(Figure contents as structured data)
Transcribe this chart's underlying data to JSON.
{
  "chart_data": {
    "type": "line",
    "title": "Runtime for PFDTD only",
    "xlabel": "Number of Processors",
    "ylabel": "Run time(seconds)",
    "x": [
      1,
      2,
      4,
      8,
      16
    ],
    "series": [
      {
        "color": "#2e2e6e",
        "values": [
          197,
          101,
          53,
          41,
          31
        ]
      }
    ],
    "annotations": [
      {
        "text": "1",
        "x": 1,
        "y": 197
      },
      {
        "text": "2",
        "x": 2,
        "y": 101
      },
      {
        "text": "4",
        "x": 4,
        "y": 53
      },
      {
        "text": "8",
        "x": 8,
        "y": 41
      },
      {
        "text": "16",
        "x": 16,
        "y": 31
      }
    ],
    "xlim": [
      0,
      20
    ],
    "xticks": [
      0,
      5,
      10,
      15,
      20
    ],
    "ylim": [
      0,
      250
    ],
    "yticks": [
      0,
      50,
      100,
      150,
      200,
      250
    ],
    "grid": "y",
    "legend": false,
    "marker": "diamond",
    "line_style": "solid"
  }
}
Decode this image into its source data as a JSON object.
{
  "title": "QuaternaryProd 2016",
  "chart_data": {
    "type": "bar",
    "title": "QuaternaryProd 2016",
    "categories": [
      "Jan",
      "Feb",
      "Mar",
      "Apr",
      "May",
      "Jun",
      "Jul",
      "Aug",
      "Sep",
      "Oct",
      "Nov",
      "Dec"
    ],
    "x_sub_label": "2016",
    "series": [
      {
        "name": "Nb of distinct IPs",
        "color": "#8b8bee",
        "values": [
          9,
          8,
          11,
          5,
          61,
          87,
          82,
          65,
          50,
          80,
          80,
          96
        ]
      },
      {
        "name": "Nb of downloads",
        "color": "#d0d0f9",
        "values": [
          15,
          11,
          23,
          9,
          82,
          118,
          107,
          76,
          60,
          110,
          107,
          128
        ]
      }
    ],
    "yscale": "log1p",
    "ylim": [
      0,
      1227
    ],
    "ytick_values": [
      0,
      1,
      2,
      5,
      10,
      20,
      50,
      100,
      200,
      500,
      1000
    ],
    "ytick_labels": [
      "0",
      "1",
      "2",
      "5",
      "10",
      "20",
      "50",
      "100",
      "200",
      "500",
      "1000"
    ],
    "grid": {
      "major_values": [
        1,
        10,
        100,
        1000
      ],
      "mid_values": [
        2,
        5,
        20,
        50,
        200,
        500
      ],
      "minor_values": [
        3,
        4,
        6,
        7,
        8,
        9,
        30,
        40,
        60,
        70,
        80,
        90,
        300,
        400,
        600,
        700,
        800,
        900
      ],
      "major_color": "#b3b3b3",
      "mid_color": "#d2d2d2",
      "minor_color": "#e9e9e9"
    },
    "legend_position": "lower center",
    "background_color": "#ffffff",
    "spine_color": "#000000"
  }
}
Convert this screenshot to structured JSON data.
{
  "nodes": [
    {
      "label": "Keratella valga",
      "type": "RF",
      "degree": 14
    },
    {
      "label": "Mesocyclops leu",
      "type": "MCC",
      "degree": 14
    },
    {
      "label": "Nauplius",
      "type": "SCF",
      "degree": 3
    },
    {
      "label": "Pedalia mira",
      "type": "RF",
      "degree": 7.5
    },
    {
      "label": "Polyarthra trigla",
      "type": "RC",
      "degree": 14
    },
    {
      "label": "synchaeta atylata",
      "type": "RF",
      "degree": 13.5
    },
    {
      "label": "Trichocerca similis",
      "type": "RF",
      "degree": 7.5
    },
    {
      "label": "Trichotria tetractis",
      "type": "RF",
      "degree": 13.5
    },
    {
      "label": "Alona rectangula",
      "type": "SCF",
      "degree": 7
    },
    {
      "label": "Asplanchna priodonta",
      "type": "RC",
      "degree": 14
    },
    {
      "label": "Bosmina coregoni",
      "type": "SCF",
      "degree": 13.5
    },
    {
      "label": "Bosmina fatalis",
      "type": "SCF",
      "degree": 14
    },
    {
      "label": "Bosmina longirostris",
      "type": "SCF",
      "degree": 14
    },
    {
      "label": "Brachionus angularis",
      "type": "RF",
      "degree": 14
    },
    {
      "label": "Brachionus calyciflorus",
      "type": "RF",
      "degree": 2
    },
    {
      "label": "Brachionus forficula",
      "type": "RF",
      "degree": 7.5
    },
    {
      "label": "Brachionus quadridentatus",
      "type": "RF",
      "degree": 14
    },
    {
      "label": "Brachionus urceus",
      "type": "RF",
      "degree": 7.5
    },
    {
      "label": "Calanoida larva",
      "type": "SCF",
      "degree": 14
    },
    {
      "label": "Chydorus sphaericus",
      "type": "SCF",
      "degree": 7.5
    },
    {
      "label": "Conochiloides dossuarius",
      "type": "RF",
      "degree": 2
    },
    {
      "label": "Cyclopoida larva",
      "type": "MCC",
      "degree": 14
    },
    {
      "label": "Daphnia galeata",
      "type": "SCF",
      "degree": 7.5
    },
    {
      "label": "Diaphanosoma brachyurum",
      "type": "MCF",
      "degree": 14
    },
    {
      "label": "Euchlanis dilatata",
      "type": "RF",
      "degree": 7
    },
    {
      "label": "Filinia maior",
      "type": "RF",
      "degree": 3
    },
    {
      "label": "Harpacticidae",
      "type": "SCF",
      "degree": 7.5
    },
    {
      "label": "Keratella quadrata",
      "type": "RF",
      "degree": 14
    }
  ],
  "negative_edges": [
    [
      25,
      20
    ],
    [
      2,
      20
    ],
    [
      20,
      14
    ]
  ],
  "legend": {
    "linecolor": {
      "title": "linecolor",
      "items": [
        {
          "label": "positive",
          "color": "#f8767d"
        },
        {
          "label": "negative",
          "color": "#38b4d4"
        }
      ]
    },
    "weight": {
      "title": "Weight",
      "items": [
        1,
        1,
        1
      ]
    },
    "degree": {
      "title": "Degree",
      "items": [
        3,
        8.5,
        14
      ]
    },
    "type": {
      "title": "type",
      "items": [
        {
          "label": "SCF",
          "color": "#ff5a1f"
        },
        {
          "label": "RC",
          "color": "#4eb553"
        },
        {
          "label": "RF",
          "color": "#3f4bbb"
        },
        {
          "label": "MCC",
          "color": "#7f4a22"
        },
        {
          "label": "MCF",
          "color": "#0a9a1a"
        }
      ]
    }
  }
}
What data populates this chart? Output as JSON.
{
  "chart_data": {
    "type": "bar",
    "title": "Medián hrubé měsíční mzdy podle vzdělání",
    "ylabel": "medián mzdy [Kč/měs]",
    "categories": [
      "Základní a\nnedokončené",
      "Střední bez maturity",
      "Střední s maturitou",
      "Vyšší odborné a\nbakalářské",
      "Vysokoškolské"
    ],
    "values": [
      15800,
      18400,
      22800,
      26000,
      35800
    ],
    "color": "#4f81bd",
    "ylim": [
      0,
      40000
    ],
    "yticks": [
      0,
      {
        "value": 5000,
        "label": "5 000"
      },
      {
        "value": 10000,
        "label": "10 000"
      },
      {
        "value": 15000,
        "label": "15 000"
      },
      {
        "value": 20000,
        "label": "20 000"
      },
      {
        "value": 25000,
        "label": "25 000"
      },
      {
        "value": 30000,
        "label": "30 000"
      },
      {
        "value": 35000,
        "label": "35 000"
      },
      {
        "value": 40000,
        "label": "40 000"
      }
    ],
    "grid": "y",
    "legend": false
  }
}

**Written task**: Which lines in the listing above hold the word "mzdy"? Show each of them.

**Answer to this exercise**:
    "title": "Medián hrubé měsíční mzdy podle vzdělání",
    "ylabel": "medián mzdy [Kč/měs]",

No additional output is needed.